=== Stated problem ===
Show all lines from the listing below that contain "times".

○ ○ ○

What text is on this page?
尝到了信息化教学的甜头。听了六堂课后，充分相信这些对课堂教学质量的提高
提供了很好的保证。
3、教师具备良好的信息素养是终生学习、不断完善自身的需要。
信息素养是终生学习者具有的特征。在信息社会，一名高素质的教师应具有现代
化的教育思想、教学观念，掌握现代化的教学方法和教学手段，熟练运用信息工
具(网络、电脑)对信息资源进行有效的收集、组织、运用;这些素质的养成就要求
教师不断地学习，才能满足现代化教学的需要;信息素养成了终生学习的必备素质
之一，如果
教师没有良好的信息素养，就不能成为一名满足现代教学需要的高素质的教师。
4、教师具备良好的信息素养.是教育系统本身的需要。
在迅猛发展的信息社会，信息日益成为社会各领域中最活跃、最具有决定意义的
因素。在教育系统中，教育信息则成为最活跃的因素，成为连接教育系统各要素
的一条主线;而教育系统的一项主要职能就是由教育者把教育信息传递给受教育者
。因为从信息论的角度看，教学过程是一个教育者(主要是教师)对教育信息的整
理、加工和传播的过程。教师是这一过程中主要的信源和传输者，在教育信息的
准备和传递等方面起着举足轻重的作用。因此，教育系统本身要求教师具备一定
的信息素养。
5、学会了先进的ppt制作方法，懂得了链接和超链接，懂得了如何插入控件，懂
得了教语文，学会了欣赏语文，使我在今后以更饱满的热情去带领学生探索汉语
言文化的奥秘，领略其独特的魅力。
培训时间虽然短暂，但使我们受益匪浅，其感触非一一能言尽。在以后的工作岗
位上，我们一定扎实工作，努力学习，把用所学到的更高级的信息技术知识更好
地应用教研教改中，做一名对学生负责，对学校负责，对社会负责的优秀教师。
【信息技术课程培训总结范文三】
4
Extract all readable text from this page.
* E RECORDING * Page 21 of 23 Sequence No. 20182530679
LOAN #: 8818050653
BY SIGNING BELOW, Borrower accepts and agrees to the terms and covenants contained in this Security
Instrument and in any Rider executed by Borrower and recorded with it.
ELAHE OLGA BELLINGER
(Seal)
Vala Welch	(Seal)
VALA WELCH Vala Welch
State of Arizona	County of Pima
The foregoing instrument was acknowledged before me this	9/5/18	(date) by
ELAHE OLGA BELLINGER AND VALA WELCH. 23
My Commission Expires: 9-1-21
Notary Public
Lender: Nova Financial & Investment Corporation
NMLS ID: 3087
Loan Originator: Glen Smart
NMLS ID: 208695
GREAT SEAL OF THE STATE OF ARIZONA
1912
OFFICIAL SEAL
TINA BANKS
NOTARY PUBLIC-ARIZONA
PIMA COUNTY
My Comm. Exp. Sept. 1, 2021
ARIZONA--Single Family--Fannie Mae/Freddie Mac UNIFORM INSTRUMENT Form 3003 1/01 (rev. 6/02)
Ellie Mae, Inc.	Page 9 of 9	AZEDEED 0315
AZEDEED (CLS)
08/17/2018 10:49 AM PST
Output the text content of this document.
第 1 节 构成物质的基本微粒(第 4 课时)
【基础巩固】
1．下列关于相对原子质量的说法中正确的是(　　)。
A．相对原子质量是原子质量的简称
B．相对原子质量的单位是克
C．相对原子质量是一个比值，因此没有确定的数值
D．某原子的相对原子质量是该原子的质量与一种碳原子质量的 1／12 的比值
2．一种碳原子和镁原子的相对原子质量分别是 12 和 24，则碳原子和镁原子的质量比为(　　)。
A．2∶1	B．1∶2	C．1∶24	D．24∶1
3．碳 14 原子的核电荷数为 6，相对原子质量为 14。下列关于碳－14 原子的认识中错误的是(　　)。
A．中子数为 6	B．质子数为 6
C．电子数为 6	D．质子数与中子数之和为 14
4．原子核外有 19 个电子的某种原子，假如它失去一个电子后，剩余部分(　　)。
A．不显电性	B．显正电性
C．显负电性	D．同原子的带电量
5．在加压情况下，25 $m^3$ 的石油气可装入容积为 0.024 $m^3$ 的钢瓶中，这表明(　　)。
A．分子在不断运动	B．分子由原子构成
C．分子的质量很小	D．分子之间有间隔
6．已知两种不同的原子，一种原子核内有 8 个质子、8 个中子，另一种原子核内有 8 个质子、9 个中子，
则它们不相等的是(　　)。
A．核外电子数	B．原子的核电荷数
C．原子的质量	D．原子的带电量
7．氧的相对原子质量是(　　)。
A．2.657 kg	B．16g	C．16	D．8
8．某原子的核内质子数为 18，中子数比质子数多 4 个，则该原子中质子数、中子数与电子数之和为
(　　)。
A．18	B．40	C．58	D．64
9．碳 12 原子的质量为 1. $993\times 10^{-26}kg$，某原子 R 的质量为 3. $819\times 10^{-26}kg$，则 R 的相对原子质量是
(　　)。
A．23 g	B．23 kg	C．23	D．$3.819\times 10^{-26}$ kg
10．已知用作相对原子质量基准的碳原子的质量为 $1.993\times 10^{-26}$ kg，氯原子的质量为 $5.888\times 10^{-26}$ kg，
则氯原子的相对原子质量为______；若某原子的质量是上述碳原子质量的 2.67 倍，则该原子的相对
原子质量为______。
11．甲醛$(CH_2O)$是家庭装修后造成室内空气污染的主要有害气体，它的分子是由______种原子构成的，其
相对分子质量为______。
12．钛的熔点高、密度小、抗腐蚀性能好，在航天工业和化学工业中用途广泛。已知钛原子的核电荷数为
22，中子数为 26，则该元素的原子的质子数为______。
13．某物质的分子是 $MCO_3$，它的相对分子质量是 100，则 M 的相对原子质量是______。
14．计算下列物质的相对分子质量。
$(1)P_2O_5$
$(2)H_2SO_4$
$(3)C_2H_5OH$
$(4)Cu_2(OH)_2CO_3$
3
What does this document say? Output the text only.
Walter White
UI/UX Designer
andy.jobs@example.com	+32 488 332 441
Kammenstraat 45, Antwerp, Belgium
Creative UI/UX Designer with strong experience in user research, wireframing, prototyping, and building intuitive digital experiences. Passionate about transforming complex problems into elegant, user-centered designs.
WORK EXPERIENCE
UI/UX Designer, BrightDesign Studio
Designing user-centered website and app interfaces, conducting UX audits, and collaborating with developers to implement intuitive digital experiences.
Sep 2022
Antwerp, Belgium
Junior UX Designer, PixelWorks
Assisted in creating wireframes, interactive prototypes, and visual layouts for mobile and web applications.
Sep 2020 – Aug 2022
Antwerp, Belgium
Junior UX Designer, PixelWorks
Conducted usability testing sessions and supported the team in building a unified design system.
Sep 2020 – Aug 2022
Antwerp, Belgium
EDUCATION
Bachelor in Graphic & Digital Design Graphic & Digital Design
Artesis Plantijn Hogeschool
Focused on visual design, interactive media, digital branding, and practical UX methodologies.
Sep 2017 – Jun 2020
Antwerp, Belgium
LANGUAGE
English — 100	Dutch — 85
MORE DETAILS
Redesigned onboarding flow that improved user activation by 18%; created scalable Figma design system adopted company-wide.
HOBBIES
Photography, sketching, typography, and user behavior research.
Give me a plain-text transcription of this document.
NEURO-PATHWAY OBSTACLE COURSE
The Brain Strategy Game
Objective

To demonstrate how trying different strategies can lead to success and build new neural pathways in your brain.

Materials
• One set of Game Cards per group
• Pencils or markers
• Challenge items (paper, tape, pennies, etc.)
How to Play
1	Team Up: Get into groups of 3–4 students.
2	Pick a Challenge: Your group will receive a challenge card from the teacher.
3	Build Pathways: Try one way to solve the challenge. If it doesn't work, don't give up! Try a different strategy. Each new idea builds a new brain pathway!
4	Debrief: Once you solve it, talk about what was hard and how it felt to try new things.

○ ○ ○

=== Finished answer ===
9．碳 12 原子的质量为 1. $993\times 10^{-26}kg$，某原子 R 的质量为 3. $819\times 10^{-26}kg$，则 R 的相对原子质量是
A．23 g	B．23 kg	C．23	D．$3.819\times 10^{-26}$ kg
10．已知用作相对原子质量基准的碳原子的质量为 $1.993\times 10^{-26}$ kg，氯原子的质量为 $5.888\times 10^{-26}$ kg，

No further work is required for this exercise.